Chart and figure data

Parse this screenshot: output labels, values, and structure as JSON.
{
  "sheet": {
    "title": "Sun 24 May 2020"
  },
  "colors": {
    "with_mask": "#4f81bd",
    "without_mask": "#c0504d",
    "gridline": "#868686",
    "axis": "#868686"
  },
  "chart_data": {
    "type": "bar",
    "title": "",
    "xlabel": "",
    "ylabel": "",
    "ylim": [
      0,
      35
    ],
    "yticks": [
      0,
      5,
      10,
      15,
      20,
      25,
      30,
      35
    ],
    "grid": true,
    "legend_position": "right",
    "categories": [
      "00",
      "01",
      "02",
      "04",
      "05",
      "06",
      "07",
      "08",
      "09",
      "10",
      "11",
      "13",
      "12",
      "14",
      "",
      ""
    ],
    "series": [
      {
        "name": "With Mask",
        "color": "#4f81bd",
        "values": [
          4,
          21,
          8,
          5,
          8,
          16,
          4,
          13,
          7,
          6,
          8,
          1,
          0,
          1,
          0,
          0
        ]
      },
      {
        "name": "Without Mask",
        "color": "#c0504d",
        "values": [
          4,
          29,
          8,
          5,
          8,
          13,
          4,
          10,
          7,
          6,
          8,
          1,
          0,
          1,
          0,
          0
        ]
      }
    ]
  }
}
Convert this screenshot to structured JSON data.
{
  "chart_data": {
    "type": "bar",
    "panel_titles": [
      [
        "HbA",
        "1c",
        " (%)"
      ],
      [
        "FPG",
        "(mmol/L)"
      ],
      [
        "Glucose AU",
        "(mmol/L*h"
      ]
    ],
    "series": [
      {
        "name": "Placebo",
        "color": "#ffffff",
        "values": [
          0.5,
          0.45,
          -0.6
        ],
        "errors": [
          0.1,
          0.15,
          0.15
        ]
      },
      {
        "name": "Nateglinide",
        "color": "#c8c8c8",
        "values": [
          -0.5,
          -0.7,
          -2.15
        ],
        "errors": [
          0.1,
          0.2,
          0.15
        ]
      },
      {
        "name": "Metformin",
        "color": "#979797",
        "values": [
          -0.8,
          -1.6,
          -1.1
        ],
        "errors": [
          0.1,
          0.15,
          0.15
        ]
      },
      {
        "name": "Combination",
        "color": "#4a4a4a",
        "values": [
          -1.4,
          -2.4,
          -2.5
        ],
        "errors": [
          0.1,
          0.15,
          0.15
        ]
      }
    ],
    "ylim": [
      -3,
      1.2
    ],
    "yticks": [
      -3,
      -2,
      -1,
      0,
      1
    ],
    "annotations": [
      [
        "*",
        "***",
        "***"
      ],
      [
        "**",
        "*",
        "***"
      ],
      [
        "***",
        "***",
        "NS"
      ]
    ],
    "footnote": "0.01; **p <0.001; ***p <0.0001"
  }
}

GIVEN TASK - Set down the listing in full, keeping every word exactly as it is.

FULL RESPONSE -
Parse this screenshot: output labels, values, and structure as JSON.
{
  "sheet": {
    "title": "Sun 24 May 2020"
  },
  "colors": {
    "with_mask": "#4f81bd",
    "without_mask": "#c0504d",
    "gridline": "#868686",
    "axis": "#868686"
  },
  "chart_data": {
    "type": "bar",
    "title": "",
    "xlabel": "",
    "ylabel": "",
    "ylim": [
      0,
      35
    ],
    "yticks": [
      0,
      5,
      10,
      15,
      20,
      25,
      30,
      35
    ],
    "grid": true,
    "legend_position": "right",
    "categories": [
      "00",
      "01",
      "02",
      "04",
      "05",
      "06",
      "07",
      "08",
      "09",
      "10",
      "11",
      "13",
      "12",
      "14",
      "",
      ""
    ],
    "series": [
      {
        "name": "With Mask",
        "color": "#4f81bd",
        "values": [
          4,
          21,
          8,
          5,
          8,
          16,
          4,
          13,
          7,
          6,
          8,
          1,
          0,
          1,
          0,
          0
        ]
      },
      {
        "name": "Without Mask",
        "color": "#c0504d",
        "values": [
          4,
          29,
          8,
          5,
          8,
          13,
          4,
          10,
          7,
          6,
          8,
          1,
          0,
          1,
          0,
          0
        ]
      }
    ]
  }
}
Convert this screenshot to structured JSON data.
{
  "chart_data": {
    "type": "bar",
    "panel_titles": [
      [
        "HbA",
        "1c",
        " (%)"
      ],
      [
        "FPG",
        "(mmol/L)"
      ],
      [
        "Glucose AU",
        "(mmol/L*h"
      ]
    ],
    "series": [
      {
        "name": "Placebo",
        "color": "#ffffff",
        "values": [
          0.5,
          0.45,
          -0.6
        ],
        "errors": [
          0.1,
          0.15,
          0.15
        ]
      },
      {
        "name": "Nateglinide",
        "color": "#c8c8c8",
        "values": [
          -0.5,
          -0.7,
          -2.15
        ],
        "errors": [
          0.1,
          0.2,
          0.15
        ]
      },
      {
        "name": "Metformin",
        "color": "#979797",
        "values": [
          -0.8,
          -1.6,
          -1.1
        ],
        "errors": [
          0.1,
          0.15,
          0.15
        ]
      },
      {
        "name": "Combination",
        "color": "#4a4a4a",
        "values": [
          -1.4,
          -2.4,
          -2.5
        ],
        "errors": [
          0.1,
          0.15,
          0.15
        ]
      }
    ],
    "ylim": [
      -3,
      1.2
    ],
    "yticks": [
      -3,
      -2,
      -1,
      0,
      1
    ],
    "annotations": [
      [
        "*",
        "***",
        "***"
      ],
      [
        "**",
        "*",
        "***"
      ],
      [
        "***",
        "***",
        "NS"
      ]
    ],
    "footnote": "0.01; **p <0.001; ***p <0.0001"
  }
}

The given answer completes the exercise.